- To do: Give the entries back exactly, dropping each image.

[Entries from a visual dataset]

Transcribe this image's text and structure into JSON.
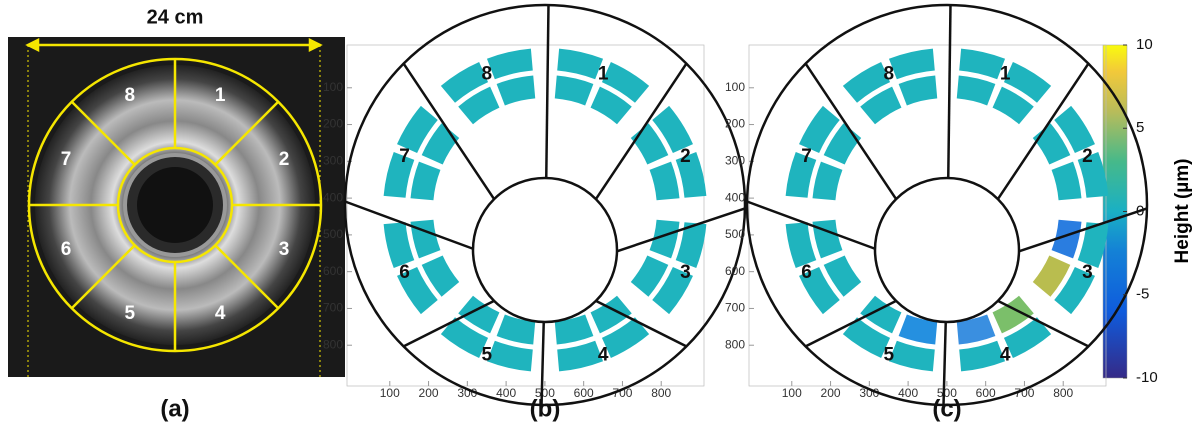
{
  "panel_a": {
    "width_label": "24 cm",
    "segments": [
      "1",
      "2",
      "3",
      "4",
      "5",
      "6",
      "7",
      "8"
    ],
    "caption": "(a)"
  },
  "panels": [
    {
      "caption": "(b)",
      "segments": [
        "1",
        "2",
        "3",
        "4",
        "5",
        "6",
        "7",
        "8"
      ],
      "xlim": [
        0,
        900
      ],
      "ylim": [
        0,
        900
      ],
      "xticks": [
        100,
        200,
        300,
        400,
        500,
        600,
        700,
        800
      ],
      "yticks": [
        100,
        200,
        300,
        400,
        500,
        600,
        700,
        800
      ]
    },
    {
      "caption": "(c)",
      "segments": [
        "1",
        "2",
        "3",
        "4",
        "5",
        "6",
        "7",
        "8"
      ],
      "xlim": [
        0,
        900
      ],
      "ylim": [
        0,
        900
      ],
      "xticks": [
        100,
        200,
        300,
        400,
        500,
        600,
        700,
        800
      ],
      "yticks": [
        100,
        200,
        300,
        400,
        500,
        600,
        700,
        800
      ]
    }
  ],
  "colorbar": {
    "label": "Height (µm)",
    "lim": [
      -10,
      10
    ],
    "ticks": [
      10,
      5,
      0,
      -5,
      -10
    ]
  }
}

- Task output:
Transcribe this image's text and structure into JSON.
{
  "panel_a": {
    "width_label": "24 cm",
    "segments": [
      "1",
      "2",
      "3",
      "4",
      "5",
      "6",
      "7",
      "8"
    ],
    "caption": "(a)"
  },
  "panels": [
    {
      "caption": "(b)",
      "segments": [
        "1",
        "2",
        "3",
        "4",
        "5",
        "6",
        "7",
        "8"
      ],
      "xlim": [
        0,
        900
      ],
      "ylim": [
        0,
        900
      ],
      "xticks": [
        100,
        200,
        300,
        400,
        500,
        600,
        700,
        800
      ],
      "yticks": [
        100,
        200,
        300,
        400,
        500,
        600,
        700,
        800
      ]
    },
    {
      "caption": "(c)",
      "segments": [
        "1",
        "2",
        "3",
        "4",
        "5",
        "6",
        "7",
        "8"
      ],
      "xlim": [
        0,
        900
      ],
      "ylim": [
        0,
        900
      ],
      "xticks": [
        100,
        200,
        300,
        400,
        500,
        600,
        700,
        800
      ],
      "yticks": [
        100,
        200,
        300,
        400,
        500,
        600,
        700,
        800
      ]
    }
  ],
  "colorbar": {
    "label": "Height (µm)",
    "lim": [
      -10,
      10
    ],
    "ticks": [
      10,
      5,
      0,
      -5,
      -10
    ]
  }
}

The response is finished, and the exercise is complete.